▸ Problem requirements
In the listing below, locate the lines that hold the string "JSON". Copy those lines.

— Start of Data excerpts —

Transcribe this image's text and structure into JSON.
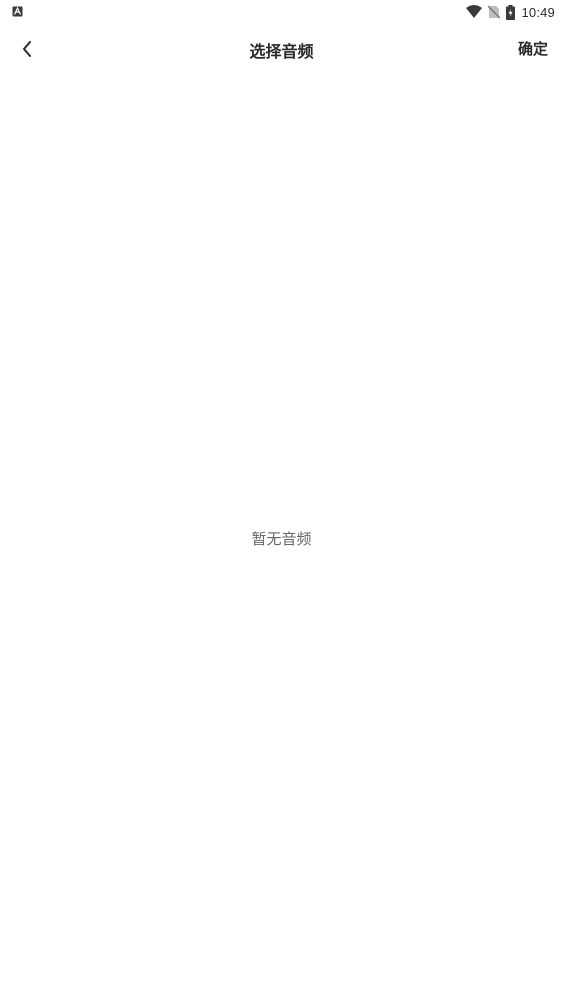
{
  "status_bar": {
    "time": "10:49",
    "left_icon": "app-notification-icon",
    "icons": [
      "wifi-icon",
      "no-sim-icon",
      "battery-charging-icon"
    ]
  },
  "header": {
    "back_icon": "chevron-left-icon",
    "title": "选择音频",
    "confirm_label": "确定"
  },
  "main": {
    "empty_text": "暂无音频"
  },
  "colors": {
    "background": "#ffffff",
    "text_primary": "#2a2a2a",
    "text_secondary": "#666666"
  }
}
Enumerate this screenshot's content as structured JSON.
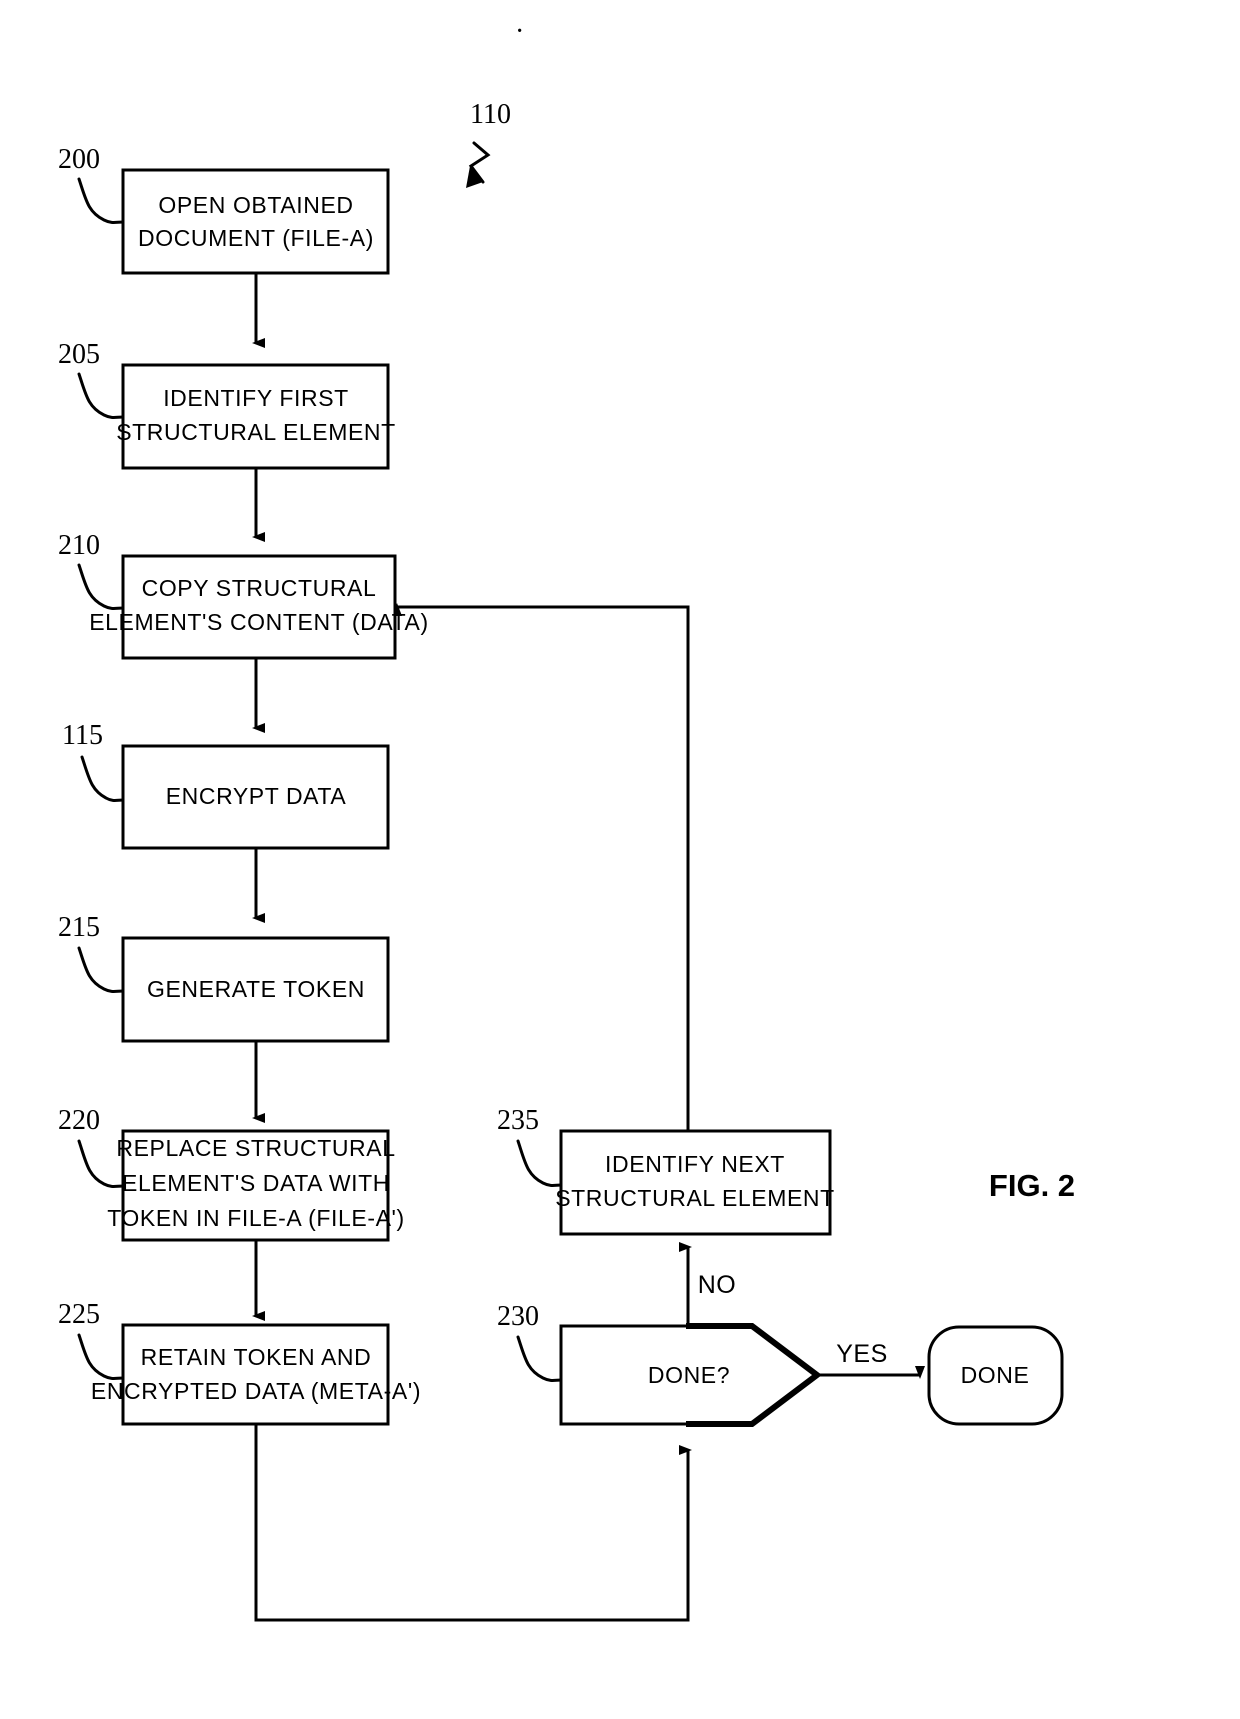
{
  "figure": {
    "caption": "FIG. 2",
    "process_ref": "110",
    "page_tick": "·"
  },
  "nodes": [
    {
      "id": "open-obtained-document",
      "ref": "200",
      "shape": "process",
      "lines": [
        "OPEN OBTAINED",
        "DOCUMENT (FILE-A)"
      ]
    },
    {
      "id": "identify-first-structural-element",
      "ref": "205",
      "shape": "process",
      "lines": [
        "IDENTIFY FIRST",
        "STRUCTURAL ELEMENT"
      ]
    },
    {
      "id": "copy-structural-element-content",
      "ref": "210",
      "shape": "process",
      "lines": [
        "COPY STRUCTURAL",
        "ELEMENT'S CONTENT (DATA)"
      ]
    },
    {
      "id": "encrypt-data",
      "ref": "115",
      "shape": "process",
      "lines": [
        "ENCRYPT DATA"
      ]
    },
    {
      "id": "generate-token",
      "ref": "215",
      "shape": "process",
      "lines": [
        "GENERATE TOKEN"
      ]
    },
    {
      "id": "replace-structural-element-data",
      "ref": "220",
      "shape": "process",
      "lines": [
        "REPLACE STRUCTURAL",
        "ELEMENT'S DATA WITH",
        "TOKEN IN FILE-A (FILE-A')"
      ]
    },
    {
      "id": "retain-token-and-encrypted-data",
      "ref": "225",
      "shape": "process",
      "lines": [
        "RETAIN TOKEN AND",
        "ENCRYPTED DATA (META-A')"
      ]
    },
    {
      "id": "done-decision",
      "ref": "230",
      "shape": "decision",
      "lines": [
        "DONE?"
      ]
    },
    {
      "id": "identify-next-structural-element",
      "ref": "235",
      "shape": "process",
      "lines": [
        "IDENTIFY NEXT",
        "STRUCTURAL ELEMENT"
      ]
    },
    {
      "id": "done-terminator",
      "ref": "",
      "shape": "terminator",
      "lines": [
        "DONE"
      ]
    }
  ],
  "edge_labels": {
    "no": "NO",
    "yes": "YES"
  },
  "colors": {
    "ink": "#000000",
    "paper": "#ffffff"
  }
}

— End of Data excerpts —

▸ Solution for this exercise
Transcribe this image's text and structure into JSON.
Enumerate this screenshot's content as structured JSON.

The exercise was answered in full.